Data section ->

***

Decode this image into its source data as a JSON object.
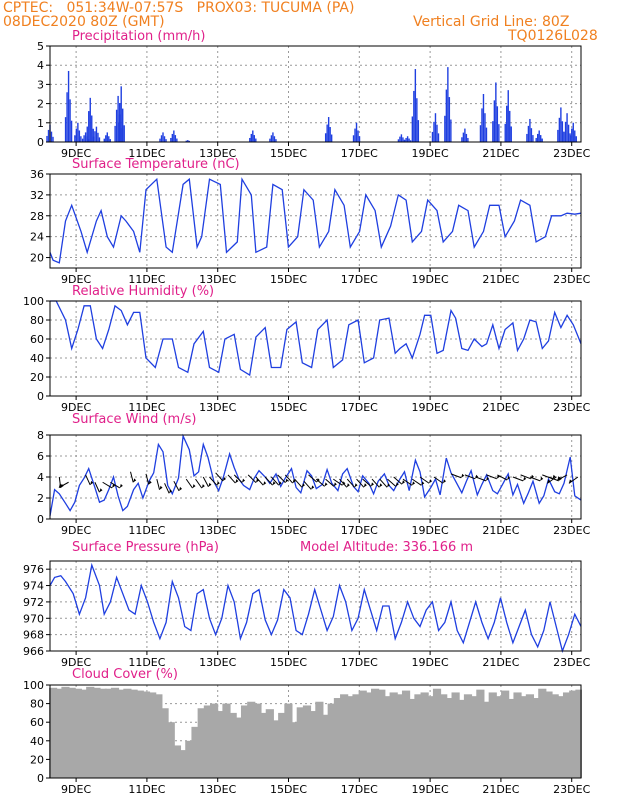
{
  "header": {
    "line1": "CPTEC:   051:34W-07:57S   PROX03: TUCUMA (PA)",
    "line2": "08DEC2020 80Z (GMT)",
    "grid_note": "Vertical Grid Line: 80Z",
    "code": "TQ0126L028"
  },
  "colors": {
    "header": "#f08020",
    "title": "#e0208a",
    "series": "#1f3fe0",
    "cloud": "#a8a8a8",
    "arrows": "#000000"
  },
  "chart_data": [
    {
      "type": "bar",
      "title": "Precipitation (mm/h)",
      "x_ticks": [
        "9DEC",
        "11DEC",
        "13DEC",
        "15DEC",
        "17DEC",
        "19DEC",
        "21DEC",
        "23DEC"
      ],
      "ylim": [
        0,
        5
      ],
      "y_ticks": [
        0,
        1,
        2,
        3,
        4,
        5
      ],
      "grid": true,
      "events": [
        [
          8.6,
          0.9
        ],
        [
          9.8,
          3.7
        ],
        [
          10.4,
          1.0
        ],
        [
          10.9,
          0.5
        ],
        [
          11.2,
          2.3
        ],
        [
          11.6,
          0.8
        ],
        [
          12.3,
          0.5
        ],
        [
          13.0,
          2.4
        ],
        [
          13.2,
          2.9
        ],
        [
          15.9,
          0.5
        ],
        [
          16.6,
          0.6
        ],
        [
          17.5,
          0.1
        ],
        [
          21.7,
          0.6
        ],
        [
          23.0,
          0.5
        ],
        [
          26.6,
          1.3
        ],
        [
          28.4,
          1.0
        ],
        [
          31.3,
          0.4
        ],
        [
          31.7,
          0.3
        ],
        [
          32.2,
          3.8
        ],
        [
          33.5,
          1.5
        ],
        [
          34.3,
          3.9
        ],
        [
          35.4,
          0.7
        ],
        [
          36.6,
          2.5
        ],
        [
          37.4,
          3.1
        ],
        [
          38.2,
          2.7
        ],
        [
          39.6,
          1.2
        ],
        [
          40.2,
          0.6
        ],
        [
          41.6,
          1.8
        ],
        [
          42.0,
          1.5
        ],
        [
          42.4,
          1.0
        ]
      ]
    },
    {
      "type": "line",
      "title": "Surface Temperature (nC)",
      "x_ticks": [
        "9DEC",
        "11DEC",
        "13DEC",
        "15DEC",
        "17DEC",
        "19DEC",
        "21DEC",
        "23DEC"
      ],
      "ylim": [
        18,
        36
      ],
      "y_ticks": [
        20,
        24,
        28,
        32,
        36
      ],
      "grid": true,
      "x": [
        8.6,
        8.8,
        9.2,
        9.6,
        10.0,
        10.6,
        11.0,
        11.6,
        11.9,
        12.3,
        12.7,
        13.2,
        13.5,
        14.0,
        14.4,
        14.8,
        15.5,
        16.1,
        16.5,
        17.2,
        17.6,
        18.1,
        18.4,
        18.9,
        19.6,
        20.0,
        20.7,
        21.0,
        21.6,
        21.9,
        22.6,
        23.0,
        23.6,
        24.0,
        24.6,
        25.0,
        25.6,
        26.0,
        26.6,
        27.0,
        27.6,
        28.0,
        28.6,
        29.0,
        29.6,
        30.0,
        30.6,
        31.1,
        31.6,
        32.0,
        32.6,
        33.0,
        33.6,
        34.0,
        34.6,
        35.0,
        35.6,
        36.0,
        36.6,
        37.0,
        37.6,
        38.0,
        38.6,
        39.0,
        39.6,
        40.0,
        40.6,
        41.0,
        41.6,
        42.0,
        42.5,
        42.9
      ],
      "y": [
        21,
        19.5,
        19,
        27,
        30,
        25,
        21,
        27,
        29,
        24,
        22,
        28,
        27,
        25,
        21,
        33,
        35,
        22,
        21,
        34,
        35,
        22,
        24,
        35,
        34,
        21,
        23,
        35,
        32,
        21,
        22,
        34,
        33,
        22,
        24,
        33,
        31,
        22,
        25,
        33,
        30,
        22,
        25,
        32,
        29,
        22,
        26,
        32,
        31,
        23,
        25,
        31,
        29,
        23,
        25,
        30,
        29,
        22,
        25,
        30,
        30,
        24,
        27,
        31,
        30,
        23,
        24,
        28,
        28,
        28.5,
        28.3,
        28.5
      ]
    },
    {
      "type": "line",
      "title": "Relative Humidity (%)",
      "x_ticks": [
        "9DEC",
        "11DEC",
        "13DEC",
        "15DEC",
        "17DEC",
        "19DEC",
        "21DEC",
        "23DEC"
      ],
      "ylim": [
        0,
        100
      ],
      "y_ticks": [
        0,
        20,
        40,
        60,
        80,
        100
      ],
      "grid": true,
      "x": [
        8.6,
        9.0,
        9.6,
        10.0,
        10.4,
        10.8,
        11.2,
        11.6,
        12.0,
        12.4,
        12.8,
        13.2,
        13.6,
        14.0,
        14.4,
        14.8,
        15.4,
        15.9,
        16.5,
        16.9,
        17.5,
        17.9,
        18.5,
        18.9,
        19.5,
        19.9,
        20.5,
        20.9,
        21.5,
        21.9,
        22.5,
        22.9,
        23.5,
        23.9,
        24.5,
        24.9,
        25.5,
        25.9,
        26.5,
        26.9,
        27.5,
        27.9,
        28.5,
        28.9,
        29.5,
        29.9,
        30.5,
        30.9,
        31.2,
        31.6,
        32.0,
        32.5,
        32.8,
        33.2,
        33.6,
        34.0,
        34.5,
        34.8,
        35.2,
        35.6,
        36.0,
        36.5,
        36.8,
        37.2,
        37.6,
        38.0,
        38.5,
        38.8,
        39.2,
        39.6,
        40.0,
        40.4,
        40.8,
        41.2,
        41.6,
        42.0,
        42.4,
        42.9
      ],
      "y": [
        100,
        100,
        80,
        50,
        70,
        95,
        95,
        60,
        50,
        70,
        95,
        90,
        75,
        88,
        88,
        40,
        30,
        60,
        60,
        30,
        25,
        55,
        68,
        30,
        25,
        60,
        65,
        28,
        22,
        62,
        72,
        30,
        30,
        70,
        78,
        35,
        30,
        70,
        80,
        30,
        38,
        75,
        80,
        35,
        40,
        80,
        82,
        45,
        50,
        55,
        40,
        65,
        85,
        85,
        45,
        48,
        90,
        82,
        50,
        48,
        60,
        52,
        55,
        75,
        50,
        70,
        77,
        48,
        60,
        80,
        78,
        50,
        58,
        88,
        72,
        85,
        75,
        55
      ],
      "grid_note": ""
    },
    {
      "type": "line",
      "title": "Surface Wind (m/s)",
      "x_ticks": [
        "9DEC",
        "11DEC",
        "13DEC",
        "15DEC",
        "17DEC",
        "19DEC",
        "21DEC",
        "23DEC"
      ],
      "ylim": [
        0,
        8
      ],
      "y_ticks": [
        0,
        2,
        4,
        6,
        8
      ],
      "grid": true,
      "x": [
        8.6,
        8.9,
        9.2,
        9.6,
        9.9,
        10.2,
        10.5,
        10.8,
        11.1,
        11.5,
        11.8,
        12.1,
        12.4,
        12.7,
        13.0,
        13.3,
        13.6,
        14.0,
        14.3,
        14.6,
        15.0,
        15.3,
        15.6,
        15.9,
        16.2,
        16.5,
        16.9,
        17.2,
        17.6,
        17.9,
        18.2,
        18.5,
        18.8,
        19.2,
        19.5,
        19.8,
        20.2,
        20.5,
        20.8,
        21.1,
        21.5,
        21.8,
        22.1,
        22.5,
        22.8,
        23.2,
        23.5,
        23.8,
        24.2,
        24.5,
        24.8,
        25.2,
        25.5,
        25.8,
        26.2,
        26.5,
        26.8,
        27.2,
        27.5,
        27.8,
        28.2,
        28.5,
        28.8,
        29.2,
        29.5,
        29.8,
        30.2,
        30.5,
        30.8,
        31.2,
        31.5,
        31.8,
        32.2,
        32.5,
        32.8,
        33.2,
        33.5,
        33.8,
        34.2,
        34.5,
        34.8,
        35.2,
        35.5,
        35.8,
        36.2,
        36.5,
        36.8,
        37.2,
        37.5,
        37.8,
        38.2,
        38.5,
        38.8,
        39.2,
        39.5,
        39.8,
        40.2,
        40.5,
        40.8,
        41.2,
        41.5,
        41.8,
        42.2,
        42.5,
        42.9
      ],
      "y": [
        0.3,
        2.8,
        2.4,
        1.5,
        0.8,
        1.6,
        3.2,
        3.9,
        4.8,
        3.0,
        1.6,
        1.8,
        2.8,
        4.0,
        2.2,
        0.8,
        1.2,
        2.8,
        3.4,
        2.0,
        3.6,
        4.4,
        7.1,
        6.4,
        3.2,
        2.4,
        3.9,
        7.9,
        6.6,
        4.1,
        4.5,
        7.1,
        5.9,
        3.5,
        2.7,
        4.0,
        6.2,
        4.9,
        3.8,
        3.2,
        2.8,
        3.9,
        4.6,
        4.0,
        3.4,
        4.3,
        3.1,
        3.9,
        4.8,
        3.0,
        2.5,
        4.6,
        4.1,
        2.9,
        3.3,
        4.7,
        3.4,
        2.7,
        4.3,
        4.8,
        3.1,
        2.6,
        4.1,
        3.4,
        2.4,
        3.6,
        4.3,
        3.2,
        2.7,
        3.8,
        4.5,
        2.7,
        5.6,
        4.5,
        2.1,
        3.0,
        3.8,
        2.3,
        5.8,
        4.4,
        3.6,
        2.5,
        3.6,
        4.6,
        2.3,
        3.3,
        4.2,
        2.7,
        2.4,
        3.2,
        4.3,
        2.3,
        3.3,
        1.5,
        2.5,
        3.6,
        1.5,
        2.2,
        3.8,
        2.6,
        2.4,
        3.4,
        5.9,
        2.2,
        1.8
      ],
      "vectors": [
        [
          9.2,
          2,
          4
        ],
        [
          9.8,
          4,
          3.5
        ],
        [
          10.9,
          2.5,
          4.2
        ],
        [
          11.5,
          2.5,
          3.5
        ],
        [
          12.0,
          3.5,
          3.5
        ],
        [
          12.5,
          3.5,
          3.5
        ],
        [
          13.8,
          2.2,
          4.5
        ],
        [
          14.8,
          2.2,
          4.3
        ],
        [
          15.5,
          2.2,
          3.8
        ],
        [
          16.0,
          2.5,
          3.4
        ],
        [
          16.6,
          2.6,
          3.6
        ],
        [
          17.4,
          2.8,
          3.8
        ],
        [
          18.0,
          2.8,
          3.8
        ],
        [
          18.5,
          2.6,
          4.0
        ],
        [
          18.9,
          3.0,
          4.0
        ],
        [
          19.3,
          3.0,
          4.4
        ],
        [
          20.1,
          3.0,
          4.2
        ],
        [
          20.5,
          3.1,
          4.2
        ],
        [
          21.4,
          3.1,
          4.2
        ],
        [
          21.9,
          3.0,
          4.0
        ],
        [
          22.5,
          3.0,
          4.0
        ],
        [
          22.9,
          3.0,
          4.0
        ],
        [
          23.3,
          3.1,
          4.2
        ],
        [
          23.8,
          3.0,
          4.2
        ],
        [
          24.4,
          3.0,
          3.8
        ],
        [
          25.0,
          3.0,
          3.6
        ],
        [
          25.3,
          3.2,
          4.2
        ],
        [
          25.8,
          3.2,
          3.8
        ],
        [
          26.4,
          3.2,
          3.8
        ],
        [
          26.9,
          3.4,
          3.8
        ],
        [
          27.3,
          3.0,
          3.8
        ],
        [
          27.8,
          3.0,
          3.8
        ],
        [
          28.4,
          3.0,
          3.8
        ],
        [
          28.8,
          3.2,
          3.8
        ],
        [
          29.4,
          3.0,
          3.8
        ],
        [
          29.9,
          3.0,
          3.8
        ],
        [
          30.4,
          3.2,
          3.8
        ],
        [
          30.8,
          3.2,
          4.0
        ],
        [
          31.4,
          3.4,
          3.8
        ],
        [
          32.0,
          3.4,
          3.8
        ],
        [
          32.5,
          3.4,
          4.0
        ],
        [
          33.4,
          3.4,
          4.0
        ],
        [
          34.5,
          3.8,
          4.3
        ],
        [
          35.4,
          3.8,
          4.2
        ],
        [
          36.1,
          3.8,
          4.0
        ],
        [
          36.8,
          3.8,
          4.2
        ],
        [
          37.5,
          3.6,
          4.2
        ],
        [
          38.5,
          3.8,
          4.0
        ],
        [
          39.0,
          3.8,
          4.2
        ],
        [
          39.6,
          3.8,
          4.0
        ],
        [
          40.4,
          3.8,
          4.2
        ],
        [
          40.8,
          3.8,
          4.0
        ],
        [
          41.3,
          4.2,
          4.0
        ],
        [
          42.0,
          4.0,
          4.2
        ],
        [
          42.7,
          4.2,
          4.0
        ]
      ]
    },
    {
      "type": "line",
      "title": "Surface Pressure (hPa)",
      "annotation": "Model Altitude: 336.166 m",
      "x_ticks": [
        "9DEC",
        "11DEC",
        "13DEC",
        "15DEC",
        "17DEC",
        "19DEC",
        "21DEC",
        "23DEC"
      ],
      "ylim": [
        966,
        977
      ],
      "y_ticks": [
        966,
        968,
        970,
        972,
        974,
        976
      ],
      "grid": true,
      "x": [
        8.6,
        8.9,
        9.3,
        9.6,
        10.1,
        10.5,
        10.9,
        11.3,
        11.8,
        12.1,
        12.5,
        12.9,
        13.3,
        13.7,
        14.1,
        14.5,
        14.9,
        15.3,
        15.7,
        16.1,
        16.5,
        16.9,
        17.3,
        17.7,
        18.1,
        18.5,
        18.9,
        19.3,
        19.7,
        20.1,
        20.5,
        20.9,
        21.3,
        21.7,
        22.1,
        22.5,
        22.9,
        23.3,
        23.7,
        24.1,
        24.5,
        24.9,
        25.3,
        25.7,
        26.1,
        26.5,
        26.9,
        27.3,
        27.7,
        28.1,
        28.5,
        28.9,
        29.3,
        29.7,
        30.1,
        30.5,
        30.9,
        31.3,
        31.7,
        32.1,
        32.5,
        32.9,
        33.3,
        33.7,
        34.1,
        34.5,
        34.9,
        35.3,
        35.7,
        36.1,
        36.5,
        36.9,
        37.3,
        37.7,
        38.1,
        38.5,
        38.9,
        39.3,
        39.7,
        40.1,
        40.5,
        40.9,
        41.3,
        41.7,
        42.1,
        42.5,
        42.9
      ],
      "y": [
        974,
        975,
        975.2,
        974.5,
        973,
        970.5,
        972.5,
        976.5,
        974,
        970.5,
        972,
        975,
        973,
        971,
        970.5,
        974,
        972,
        969.5,
        967.5,
        969.5,
        974.5,
        972.5,
        969,
        968.5,
        973,
        973.5,
        970,
        968,
        970,
        974,
        972,
        967.5,
        969.5,
        973,
        973.5,
        969.8,
        968,
        969.8,
        973.5,
        972.5,
        968.5,
        968,
        970.5,
        973.5,
        971,
        968.5,
        970.2,
        974,
        972,
        968.5,
        970,
        973.5,
        971,
        968.5,
        971.5,
        971.5,
        967.5,
        969.5,
        972,
        970,
        969,
        971,
        972,
        968.5,
        969.5,
        972,
        968.5,
        967,
        969.5,
        972,
        969.5,
        967.5,
        969.5,
        972.5,
        969.5,
        967,
        969,
        971,
        968,
        966.5,
        968.5,
        972,
        969,
        966,
        968,
        970.5,
        969
      ]
    },
    {
      "type": "bar",
      "title": "Cloud Cover (%)",
      "x_ticks": [
        "9DEC",
        "11DEC",
        "13DEC",
        "15DEC",
        "17DEC",
        "19DEC",
        "21DEC",
        "23DEC"
      ],
      "ylim": [
        0,
        100
      ],
      "y_ticks": [
        0,
        20,
        40,
        60,
        80,
        100
      ],
      "grid": true,
      "x": [
        8.6,
        9.0,
        9.4,
        9.8,
        10.2,
        10.6,
        11.0,
        11.4,
        11.8,
        12.2,
        12.6,
        13.0,
        13.4,
        13.8,
        14.2,
        14.6,
        15.0,
        15.4,
        15.8,
        16.2,
        16.6,
        17.0,
        17.4,
        17.8,
        18.2,
        18.6,
        19.0,
        19.4,
        19.8,
        20.2,
        20.6,
        21.0,
        21.4,
        21.8,
        22.2,
        22.6,
        23.0,
        23.4,
        23.8,
        24.2,
        24.6,
        25.0,
        25.4,
        25.8,
        26.2,
        26.6,
        27.0,
        27.4,
        27.8,
        28.2,
        28.6,
        29.0,
        29.4,
        29.8,
        30.2,
        30.6,
        31.0,
        31.4,
        31.8,
        32.2,
        32.6,
        33.0,
        33.4,
        33.8,
        34.2,
        34.6,
        35.0,
        35.4,
        35.8,
        36.2,
        36.6,
        37.0,
        37.4,
        37.8,
        38.2,
        38.6,
        39.0,
        39.4,
        39.8,
        40.2,
        40.6,
        41.0,
        41.4,
        41.8,
        42.2,
        42.6
      ],
      "values": [
        97,
        96,
        98,
        97,
        96,
        95,
        98,
        97,
        96,
        96,
        97,
        95,
        96,
        95,
        94,
        93,
        92,
        90,
        75,
        60,
        35,
        30,
        40,
        55,
        75,
        78,
        80,
        72,
        80,
        70,
        65,
        78,
        82,
        80,
        70,
        74,
        62,
        70,
        80,
        60,
        76,
        78,
        72,
        82,
        68,
        80,
        86,
        90,
        88,
        90,
        94,
        92,
        96,
        95,
        88,
        92,
        90,
        94,
        85,
        90,
        92,
        88,
        96,
        90,
        86,
        92,
        84,
        90,
        88,
        95,
        82,
        92,
        88,
        94,
        85,
        92,
        88,
        90,
        86,
        96,
        93,
        90,
        88,
        92,
        94,
        95
      ]
    }
  ]
}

***

Exercise objective -> Find all lines with "Surface" in them and copy each one.

Task result ->
      "title": "Surface Temperature (nC)",
      "title": "Surface Wind (m/s)",
      "title": "Surface Pressure (hPa)",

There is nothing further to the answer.